● Records for the task
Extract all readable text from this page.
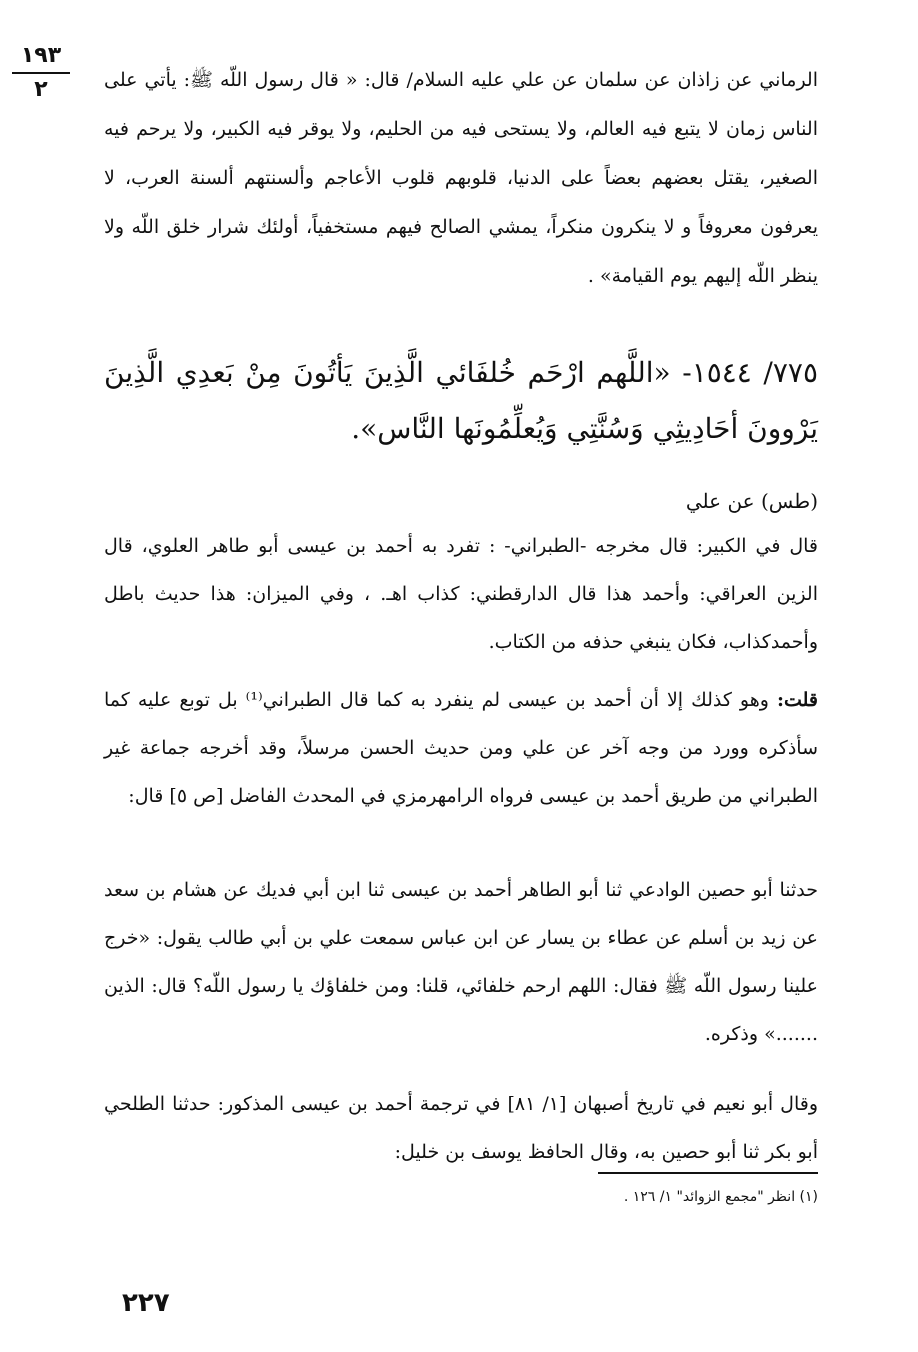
١٩٣
٢	الرماني عن زاذان عن سلمان عن علي عليه السلام/ قال: « قال رسول اللّه ﷺ: يأتي على الناس زمان لا يتبع فيه العالم، ولا يستحى فيه من الحليم، ولا يوقر فيه الكبير، ولا يرحم فيه الصغير، يقتل بعضهم بعضاً على الدنيا، قلوبهم قلوب الأعاجم وألسنتهم ألسنة العرب، لا يعرفون معروفاً و لا ينكرون منكراً، يمشي الصالح فيهم مستخفياً، أولئك شرار خلق اللّه ولا ينظر اللّه إليهم يوم القيامة» .

٧٧٥/ ١٥٤٤- «اللَّهم ارْحَم خُلفَائي الَّذِينَ يَأتُونَ مِنْ بَعدِي الَّذِينَ يَرْوونَ أحَادِيثِي وَسُنَّتِي وَيُعلِّمُونَها النَّاس».

(طس) عن علي

قال في الكبير: قال مخرجه -الطبراني- : تفرد به أحمد بن عيسى أبو طاهر العلوي، قال الزين العراقي: وأحمد هذا قال الدارقطني: كذاب اهـ. ، وفي الميزان: هذا حديث باطل وأحمدكذاب، فكان ينبغي حذفه من الكتاب.

قلت: وهو كذلك إلا أن أحمد بن عيسى لم ينفرد به كما قال الطبراني⁽¹⁾ بل توبع عليه كما سأذكره وورد من وجه آخر عن علي ومن حديث الحسن مرسلاً، وقد أخرجه جماعة غير الطبراني من طريق أحمد بن عيسى فرواه الرامهرمزي في المحدث الفاضل [ص ٥] قال:

حدثنا أبو حصين الوادعي ثنا أبو الطاهر أحمد بن عيسى ثنا ابن أبي فديك عن هشام بن سعد عن زيد بن أسلم عن عطاء بن يسار عن ابن عباس سمعت علي بن أبي طالب يقول: «خرج علينا رسول اللّه ﷺ فقال: اللهم ارحم خلفائي، قلنا: ومن خلفاؤك يا رسول اللّه؟ قال: الذين .......» وذكره.

وقال أبو نعيم في تاريخ أصبهان [١/ ٨١] في ترجمة أحمد بن عيسى المذكور: حدثنا الطلحي أبو بكر ثنا أبو حصين به، وقال الحافظ يوسف بن خليل:

(١) انظر "مجمع الزوائد" ١/ ١٢٦ .
٢٢٧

● Problem statement
Set down every record once more, word for word, without pictures.

● Answer to the exercise
Extract all readable text from this page.
١٩٣
٢	الرماني عن زاذان عن سلمان عن علي عليه السلام/ قال: « قال رسول اللّه ﷺ: يأتي على الناس زمان لا يتبع فيه العالم، ولا يستحى فيه من الحليم، ولا يوقر فيه الكبير، ولا يرحم فيه الصغير، يقتل بعضهم بعضاً على الدنيا، قلوبهم قلوب الأعاجم وألسنتهم ألسنة العرب، لا يعرفون معروفاً و لا ينكرون منكراً، يمشي الصالح فيهم مستخفياً، أولئك شرار خلق اللّه ولا ينظر اللّه إليهم يوم القيامة» .

٧٧٥/ ١٥٤٤- «اللَّهم ارْحَم خُلفَائي الَّذِينَ يَأتُونَ مِنْ بَعدِي الَّذِينَ يَرْوونَ أحَادِيثِي وَسُنَّتِي وَيُعلِّمُونَها النَّاس».

(طس) عن علي

قال في الكبير: قال مخرجه -الطبراني- : تفرد به أحمد بن عيسى أبو طاهر العلوي، قال الزين العراقي: وأحمد هذا قال الدارقطني: كذاب اهـ. ، وفي الميزان: هذا حديث باطل وأحمدكذاب، فكان ينبغي حذفه من الكتاب.

قلت: وهو كذلك إلا أن أحمد بن عيسى لم ينفرد به كما قال الطبراني⁽¹⁾ بل توبع عليه كما سأذكره وورد من وجه آخر عن علي ومن حديث الحسن مرسلاً، وقد أخرجه جماعة غير الطبراني من طريق أحمد بن عيسى فرواه الرامهرمزي في المحدث الفاضل [ص ٥] قال:

حدثنا أبو حصين الوادعي ثنا أبو الطاهر أحمد بن عيسى ثنا ابن أبي فديك عن هشام بن سعد عن زيد بن أسلم عن عطاء بن يسار عن ابن عباس سمعت علي بن أبي طالب يقول: «خرج علينا رسول اللّه ﷺ فقال: اللهم ارحم خلفائي، قلنا: ومن خلفاؤك يا رسول اللّه؟ قال: الذين .......» وذكره.

وقال أبو نعيم في تاريخ أصبهان [١/ ٨١] في ترجمة أحمد بن عيسى المذكور: حدثنا الطلحي أبو بكر ثنا أبو حصين به، وقال الحافظ يوسف بن خليل:

(١) انظر "مجمع الزوائد" ١/ ١٢٦ .
٢٢٧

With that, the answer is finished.